Task description – Output the data exactly, with every line intact.

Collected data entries
▬▬▬

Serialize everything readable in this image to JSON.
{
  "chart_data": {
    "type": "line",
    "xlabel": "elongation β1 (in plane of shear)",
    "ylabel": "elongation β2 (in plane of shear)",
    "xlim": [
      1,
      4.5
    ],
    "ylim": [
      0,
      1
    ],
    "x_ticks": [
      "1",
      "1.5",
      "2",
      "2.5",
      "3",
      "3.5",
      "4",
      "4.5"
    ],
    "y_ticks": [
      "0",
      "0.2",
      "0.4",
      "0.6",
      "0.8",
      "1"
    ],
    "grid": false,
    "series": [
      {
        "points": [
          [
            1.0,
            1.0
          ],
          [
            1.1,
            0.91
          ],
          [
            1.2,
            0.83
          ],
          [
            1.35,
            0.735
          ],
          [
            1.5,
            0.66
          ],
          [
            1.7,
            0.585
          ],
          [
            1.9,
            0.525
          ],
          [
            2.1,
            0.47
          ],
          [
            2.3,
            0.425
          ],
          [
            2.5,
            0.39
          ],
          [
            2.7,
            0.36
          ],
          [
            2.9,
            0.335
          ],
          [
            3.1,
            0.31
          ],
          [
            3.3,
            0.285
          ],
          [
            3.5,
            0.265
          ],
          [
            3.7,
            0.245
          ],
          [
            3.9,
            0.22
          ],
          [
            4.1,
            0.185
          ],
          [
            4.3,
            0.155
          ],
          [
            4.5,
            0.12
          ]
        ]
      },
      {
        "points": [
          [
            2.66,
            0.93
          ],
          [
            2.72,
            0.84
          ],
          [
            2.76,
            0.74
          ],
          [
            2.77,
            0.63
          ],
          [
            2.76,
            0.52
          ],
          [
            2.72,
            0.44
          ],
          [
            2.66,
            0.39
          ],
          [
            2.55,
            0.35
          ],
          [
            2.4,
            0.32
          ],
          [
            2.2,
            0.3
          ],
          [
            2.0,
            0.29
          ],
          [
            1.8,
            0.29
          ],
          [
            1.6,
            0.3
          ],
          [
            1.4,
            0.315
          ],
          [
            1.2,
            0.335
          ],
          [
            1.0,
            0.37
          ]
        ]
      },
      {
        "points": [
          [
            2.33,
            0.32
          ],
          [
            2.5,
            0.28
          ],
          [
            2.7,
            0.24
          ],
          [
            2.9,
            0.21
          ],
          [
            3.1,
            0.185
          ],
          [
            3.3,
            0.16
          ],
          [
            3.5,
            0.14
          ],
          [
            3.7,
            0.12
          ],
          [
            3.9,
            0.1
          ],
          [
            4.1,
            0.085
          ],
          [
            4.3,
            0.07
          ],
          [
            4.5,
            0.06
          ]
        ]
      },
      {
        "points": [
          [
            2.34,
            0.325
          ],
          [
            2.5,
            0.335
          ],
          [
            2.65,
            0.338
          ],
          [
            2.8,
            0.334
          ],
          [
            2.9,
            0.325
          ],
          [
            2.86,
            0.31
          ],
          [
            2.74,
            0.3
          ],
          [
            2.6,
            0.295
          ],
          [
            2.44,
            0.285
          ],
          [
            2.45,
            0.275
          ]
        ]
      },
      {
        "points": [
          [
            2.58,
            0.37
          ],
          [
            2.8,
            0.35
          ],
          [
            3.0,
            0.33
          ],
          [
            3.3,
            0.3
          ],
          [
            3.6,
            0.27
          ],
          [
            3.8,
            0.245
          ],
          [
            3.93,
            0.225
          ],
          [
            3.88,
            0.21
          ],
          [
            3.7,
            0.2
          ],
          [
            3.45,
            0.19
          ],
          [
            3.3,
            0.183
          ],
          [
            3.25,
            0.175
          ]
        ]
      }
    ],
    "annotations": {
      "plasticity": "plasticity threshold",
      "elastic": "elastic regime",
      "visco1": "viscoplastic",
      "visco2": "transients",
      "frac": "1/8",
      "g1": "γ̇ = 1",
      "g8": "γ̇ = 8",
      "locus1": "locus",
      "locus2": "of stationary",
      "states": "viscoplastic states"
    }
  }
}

▬▬▬

Exercise answer –
Serialize everything readable in this image to JSON.
{
  "chart_data": {
    "type": "line",
    "xlabel": "elongation β1 (in plane of shear)",
    "ylabel": "elongation β2 (in plane of shear)",
    "xlim": [
      1,
      4.5
    ],
    "ylim": [
      0,
      1
    ],
    "x_ticks": [
      "1",
      "1.5",
      "2",
      "2.5",
      "3",
      "3.5",
      "4",
      "4.5"
    ],
    "y_ticks": [
      "0",
      "0.2",
      "0.4",
      "0.6",
      "0.8",
      "1"
    ],
    "grid": false,
    "series": [
      {
        "points": [
          [
            1.0,
            1.0
          ],
          [
            1.1,
            0.91
          ],
          [
            1.2,
            0.83
          ],
          [
            1.35,
            0.735
          ],
          [
            1.5,
            0.66
          ],
          [
            1.7,
            0.585
          ],
          [
            1.9,
            0.525
          ],
          [
            2.1,
            0.47
          ],
          [
            2.3,
            0.425
          ],
          [
            2.5,
            0.39
          ],
          [
            2.7,
            0.36
          ],
          [
            2.9,
            0.335
          ],
          [
            3.1,
            0.31
          ],
          [
            3.3,
            0.285
          ],
          [
            3.5,
            0.265
          ],
          [
            3.7,
            0.245
          ],
          [
            3.9,
            0.22
          ],
          [
            4.1,
            0.185
          ],
          [
            4.3,
            0.155
          ],
          [
            4.5,
            0.12
          ]
        ]
      },
      {
        "points": [
          [
            2.66,
            0.93
          ],
          [
            2.72,
            0.84
          ],
          [
            2.76,
            0.74
          ],
          [
            2.77,
            0.63
          ],
          [
            2.76,
            0.52
          ],
          [
            2.72,
            0.44
          ],
          [
            2.66,
            0.39
          ],
          [
            2.55,
            0.35
          ],
          [
            2.4,
            0.32
          ],
          [
            2.2,
            0.3
          ],
          [
            2.0,
            0.29
          ],
          [
            1.8,
            0.29
          ],
          [
            1.6,
            0.3
          ],
          [
            1.4,
            0.315
          ],
          [
            1.2,
            0.335
          ],
          [
            1.0,
            0.37
          ]
        ]
      },
      {
        "points": [
          [
            2.33,
            0.32
          ],
          [
            2.5,
            0.28
          ],
          [
            2.7,
            0.24
          ],
          [
            2.9,
            0.21
          ],
          [
            3.1,
            0.185
          ],
          [
            3.3,
            0.16
          ],
          [
            3.5,
            0.14
          ],
          [
            3.7,
            0.12
          ],
          [
            3.9,
            0.1
          ],
          [
            4.1,
            0.085
          ],
          [
            4.3,
            0.07
          ],
          [
            4.5,
            0.06
          ]
        ]
      },
      {
        "points": [
          [
            2.34,
            0.325
          ],
          [
            2.5,
            0.335
          ],
          [
            2.65,
            0.338
          ],
          [
            2.8,
            0.334
          ],
          [
            2.9,
            0.325
          ],
          [
            2.86,
            0.31
          ],
          [
            2.74,
            0.3
          ],
          [
            2.6,
            0.295
          ],
          [
            2.44,
            0.285
          ],
          [
            2.45,
            0.275
          ]
        ]
      },
      {
        "points": [
          [
            2.58,
            0.37
          ],
          [
            2.8,
            0.35
          ],
          [
            3.0,
            0.33
          ],
          [
            3.3,
            0.3
          ],
          [
            3.6,
            0.27
          ],
          [
            3.8,
            0.245
          ],
          [
            3.93,
            0.225
          ],
          [
            3.88,
            0.21
          ],
          [
            3.7,
            0.2
          ],
          [
            3.45,
            0.19
          ],
          [
            3.3,
            0.183
          ],
          [
            3.25,
            0.175
          ]
        ]
      }
    ],
    "annotations": {
      "plasticity": "plasticity threshold",
      "elastic": "elastic regime",
      "visco1": "viscoplastic",
      "visco2": "transients",
      "frac": "1/8",
      "g1": "γ̇ = 1",
      "g8": "γ̇ = 8",
      "locus1": "locus",
      "locus2": "of stationary",
      "states": "viscoplastic states"
    }
  }
}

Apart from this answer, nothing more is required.